┌─ Stored data
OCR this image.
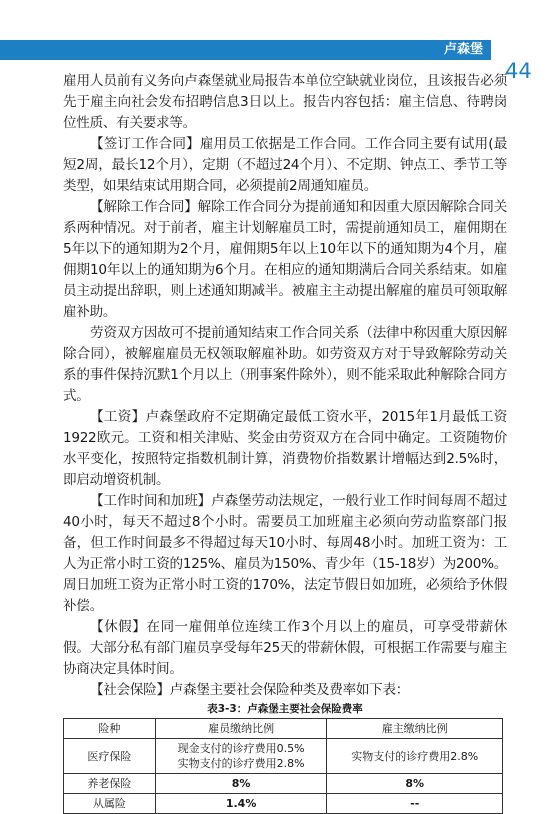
卢森堡
44

雇用人员前有义务向卢森堡就业局报告本单位空缺就业岗位，且该报告必须先于雇主向社会发布招聘信息3日以上。报告内容包括：雇主信息、待聘岗位性质、有关要求等。

【签订工作合同】雇用员工依据是工作合同。工作合同主要有试用(最短2周，最长12个月），定期（不超过24个月）、不定期、钟点工、季节工等类型，如果结束试用期合同，必须提前2周通知雇员。

【解除工作合同】解除工作合同分为提前通知和因重大原因解除合同关系两种情况。对于前者，雇主计划解雇员工时，需提前通知员工，雇佣期在5年以下的通知期为2个月，雇佣期5年以上10年以下的通知期为4个月，雇佣期10年以上的通知期为6个月。在相应的通知期满后合同关系结束。如雇员主动提出辞职，则上述通知期减半。被雇主主动提出解雇的雇员可领取解雇补助。

劳资双方因故可不提前通知结束工作合同关系（法律中称因重大原因解除合同），被解雇雇员无权领取解雇补助。如劳资双方对于导致解除劳动关系的事件保持沉默1个月以上（刑事案件除外），则不能采取此种解除合同方式。

【工资】卢森堡政府不定期确定最低工资水平，2015年1月最低工资1922欧元。工资和相关津贴、奖金由劳资双方在合同中确定。工资随物价水平变化，按照特定指数机制计算，消费物价指数累计增幅达到2.5%时，即启动增资机制。

【工作时间和加班】卢森堡劳动法规定，一般行业工作时间每周不超过40小时，每天不超过8个小时。需要员工加班雇主必须向劳动监察部门报备，但工作时间最多不得超过每天10小时、每周48小时。加班工资为：工人为正常小时工资的125%、雇员为150%、青少年（15-18岁）为200%。周日加班工资为正常小时工资的170%，法定节假日如加班，必须给予休假补偿。

【休假】在同一雇佣单位连续工作3个月以上的雇员，可享受带薪休假。大部分私有部门雇员享受每年25天的带薪休假，可根据工作需要与雇主协商决定具体时间。

【社会保险】卢森堡主要社会保险种类及费率如下表：

表3-3：卢森堡主要社会保险费率
险种	雇员缴纳比例	雇主缴纳比例
医疗保险	现金支付的诊疗费用0.5%
实物支付的诊疗费用2.8%	实物支付的诊疗费用2.8%
养老保险	8%	8%
从属险	1.4%	--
└─
# Exercise objective
Pictures are excluded; output everything else in the data verbatim.

# Output below
OCR this image.
卢森堡
44

雇用人员前有义务向卢森堡就业局报告本单位空缺就业岗位，且该报告必须先于雇主向社会发布招聘信息3日以上。报告内容包括：雇主信息、待聘岗位性质、有关要求等。

【签订工作合同】雇用员工依据是工作合同。工作合同主要有试用(最短2周，最长12个月），定期（不超过24个月）、不定期、钟点工、季节工等类型，如果结束试用期合同，必须提前2周通知雇员。

【解除工作合同】解除工作合同分为提前通知和因重大原因解除合同关系两种情况。对于前者，雇主计划解雇员工时，需提前通知员工，雇佣期在5年以下的通知期为2个月，雇佣期5年以上10年以下的通知期为4个月，雇佣期10年以上的通知期为6个月。在相应的通知期满后合同关系结束。如雇员主动提出辞职，则上述通知期减半。被雇主主动提出解雇的雇员可领取解雇补助。

劳资双方因故可不提前通知结束工作合同关系（法律中称因重大原因解除合同），被解雇雇员无权领取解雇补助。如劳资双方对于导致解除劳动关系的事件保持沉默1个月以上（刑事案件除外），则不能采取此种解除合同方式。

【工资】卢森堡政府不定期确定最低工资水平，2015年1月最低工资1922欧元。工资和相关津贴、奖金由劳资双方在合同中确定。工资随物价水平变化，按照特定指数机制计算，消费物价指数累计增幅达到2.5%时，即启动增资机制。

【工作时间和加班】卢森堡劳动法规定，一般行业工作时间每周不超过40小时，每天不超过8个小时。需要员工加班雇主必须向劳动监察部门报备，但工作时间最多不得超过每天10小时、每周48小时。加班工资为：工人为正常小时工资的125%、雇员为150%、青少年（15-18岁）为200%。周日加班工资为正常小时工资的170%，法定节假日如加班，必须给予休假补偿。

【休假】在同一雇佣单位连续工作3个月以上的雇员，可享受带薪休假。大部分私有部门雇员享受每年25天的带薪休假，可根据工作需要与雇主协商决定具体时间。

【社会保险】卢森堡主要社会保险种类及费率如下表：

表3-3：卢森堡主要社会保险费率
险种	雇员缴纳比例	雇主缴纳比例
医疗保险	现金支付的诊疗费用0.5%
实物支付的诊疗费用2.8%	实物支付的诊疗费用2.8%
养老保险	8%	8%
从属险	1.4%	--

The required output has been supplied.